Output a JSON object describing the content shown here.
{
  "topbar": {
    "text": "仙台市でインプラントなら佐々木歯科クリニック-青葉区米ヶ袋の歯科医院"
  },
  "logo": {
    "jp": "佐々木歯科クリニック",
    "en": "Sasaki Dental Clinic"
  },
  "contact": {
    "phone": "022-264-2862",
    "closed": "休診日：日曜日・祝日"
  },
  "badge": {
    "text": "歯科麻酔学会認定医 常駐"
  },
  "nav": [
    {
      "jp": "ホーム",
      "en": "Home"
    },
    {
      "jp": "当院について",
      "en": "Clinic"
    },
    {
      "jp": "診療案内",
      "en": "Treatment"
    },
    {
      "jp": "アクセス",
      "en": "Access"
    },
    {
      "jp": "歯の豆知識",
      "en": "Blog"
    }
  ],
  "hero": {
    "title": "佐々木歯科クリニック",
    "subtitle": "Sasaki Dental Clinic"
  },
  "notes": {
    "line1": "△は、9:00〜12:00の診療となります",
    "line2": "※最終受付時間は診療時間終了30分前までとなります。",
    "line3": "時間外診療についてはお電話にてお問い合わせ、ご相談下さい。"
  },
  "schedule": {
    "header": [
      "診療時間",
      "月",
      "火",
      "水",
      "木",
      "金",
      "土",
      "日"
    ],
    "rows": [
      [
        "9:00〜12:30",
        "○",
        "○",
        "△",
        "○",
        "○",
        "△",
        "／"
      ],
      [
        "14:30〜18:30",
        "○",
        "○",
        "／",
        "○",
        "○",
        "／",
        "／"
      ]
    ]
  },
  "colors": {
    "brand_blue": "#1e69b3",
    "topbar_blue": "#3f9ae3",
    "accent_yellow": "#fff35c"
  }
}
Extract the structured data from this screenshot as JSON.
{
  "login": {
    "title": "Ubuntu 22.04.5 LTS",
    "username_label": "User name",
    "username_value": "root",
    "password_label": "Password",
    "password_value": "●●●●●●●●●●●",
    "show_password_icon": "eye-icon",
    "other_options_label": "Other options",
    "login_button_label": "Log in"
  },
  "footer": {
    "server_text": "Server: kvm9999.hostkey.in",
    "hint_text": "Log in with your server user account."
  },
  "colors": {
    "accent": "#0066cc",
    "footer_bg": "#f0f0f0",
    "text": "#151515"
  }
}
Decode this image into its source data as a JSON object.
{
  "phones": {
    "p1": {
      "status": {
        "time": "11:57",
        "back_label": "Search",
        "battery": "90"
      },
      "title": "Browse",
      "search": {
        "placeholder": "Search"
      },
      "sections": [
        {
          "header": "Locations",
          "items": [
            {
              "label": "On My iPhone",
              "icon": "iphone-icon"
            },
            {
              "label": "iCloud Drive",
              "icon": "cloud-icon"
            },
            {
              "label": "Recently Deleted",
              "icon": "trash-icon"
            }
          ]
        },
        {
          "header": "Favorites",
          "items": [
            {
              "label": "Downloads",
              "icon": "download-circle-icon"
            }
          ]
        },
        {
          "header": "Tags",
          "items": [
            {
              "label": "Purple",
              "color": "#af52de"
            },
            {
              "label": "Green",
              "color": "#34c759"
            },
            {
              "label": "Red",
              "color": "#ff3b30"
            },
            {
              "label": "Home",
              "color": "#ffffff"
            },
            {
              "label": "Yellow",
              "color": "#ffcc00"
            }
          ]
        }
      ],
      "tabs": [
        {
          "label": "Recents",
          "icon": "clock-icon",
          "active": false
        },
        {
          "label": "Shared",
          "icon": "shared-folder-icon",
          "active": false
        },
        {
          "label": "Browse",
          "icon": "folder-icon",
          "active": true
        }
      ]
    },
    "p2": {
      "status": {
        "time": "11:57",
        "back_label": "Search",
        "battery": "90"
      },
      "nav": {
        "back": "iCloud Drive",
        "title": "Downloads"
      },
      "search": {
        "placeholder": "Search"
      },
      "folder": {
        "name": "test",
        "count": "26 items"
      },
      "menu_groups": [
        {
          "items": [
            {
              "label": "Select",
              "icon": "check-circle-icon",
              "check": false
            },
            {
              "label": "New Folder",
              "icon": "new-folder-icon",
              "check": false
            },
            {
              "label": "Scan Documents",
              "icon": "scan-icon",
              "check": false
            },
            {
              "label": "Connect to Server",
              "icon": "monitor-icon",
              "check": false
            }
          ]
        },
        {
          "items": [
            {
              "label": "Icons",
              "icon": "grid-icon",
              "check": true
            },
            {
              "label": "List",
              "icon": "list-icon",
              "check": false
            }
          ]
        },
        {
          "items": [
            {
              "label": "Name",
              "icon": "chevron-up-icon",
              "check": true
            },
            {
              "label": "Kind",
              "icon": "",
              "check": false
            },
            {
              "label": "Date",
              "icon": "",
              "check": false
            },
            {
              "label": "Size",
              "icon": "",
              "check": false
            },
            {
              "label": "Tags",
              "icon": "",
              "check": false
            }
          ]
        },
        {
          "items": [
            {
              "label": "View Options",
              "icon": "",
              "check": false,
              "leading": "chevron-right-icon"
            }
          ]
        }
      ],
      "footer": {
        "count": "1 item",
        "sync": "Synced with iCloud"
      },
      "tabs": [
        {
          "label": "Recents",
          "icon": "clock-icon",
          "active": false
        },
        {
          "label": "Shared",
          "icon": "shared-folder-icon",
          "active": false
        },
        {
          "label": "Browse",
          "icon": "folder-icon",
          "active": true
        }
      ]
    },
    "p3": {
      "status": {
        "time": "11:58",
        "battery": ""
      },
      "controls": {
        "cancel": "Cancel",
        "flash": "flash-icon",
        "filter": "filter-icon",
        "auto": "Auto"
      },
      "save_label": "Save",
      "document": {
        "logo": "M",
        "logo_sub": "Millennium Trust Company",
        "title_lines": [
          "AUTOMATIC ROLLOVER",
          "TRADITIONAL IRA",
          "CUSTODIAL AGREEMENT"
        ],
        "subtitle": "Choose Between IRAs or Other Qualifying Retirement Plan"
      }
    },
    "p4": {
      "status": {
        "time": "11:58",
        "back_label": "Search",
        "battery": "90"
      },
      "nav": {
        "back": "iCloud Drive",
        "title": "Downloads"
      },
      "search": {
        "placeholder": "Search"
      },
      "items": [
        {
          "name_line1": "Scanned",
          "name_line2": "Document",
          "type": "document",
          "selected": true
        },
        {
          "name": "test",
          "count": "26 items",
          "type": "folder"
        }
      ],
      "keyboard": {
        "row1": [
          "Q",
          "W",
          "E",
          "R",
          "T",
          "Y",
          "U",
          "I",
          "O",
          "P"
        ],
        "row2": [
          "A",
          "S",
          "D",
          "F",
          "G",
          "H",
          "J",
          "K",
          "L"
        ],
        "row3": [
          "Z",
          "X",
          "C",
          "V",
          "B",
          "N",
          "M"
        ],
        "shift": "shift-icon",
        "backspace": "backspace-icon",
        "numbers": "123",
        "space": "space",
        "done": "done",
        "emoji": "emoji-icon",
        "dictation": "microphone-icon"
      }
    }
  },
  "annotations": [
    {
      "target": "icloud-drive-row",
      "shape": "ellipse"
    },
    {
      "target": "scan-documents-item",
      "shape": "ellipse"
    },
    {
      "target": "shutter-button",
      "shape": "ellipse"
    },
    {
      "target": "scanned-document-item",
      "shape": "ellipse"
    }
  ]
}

What you need to do: Using the listing above, locate the lines that hold "Sasaki" and copy each one.

Result of this exercise:
    "en": "Sasaki Dental Clinic"
    "subtitle": "Sasaki Dental Clinic"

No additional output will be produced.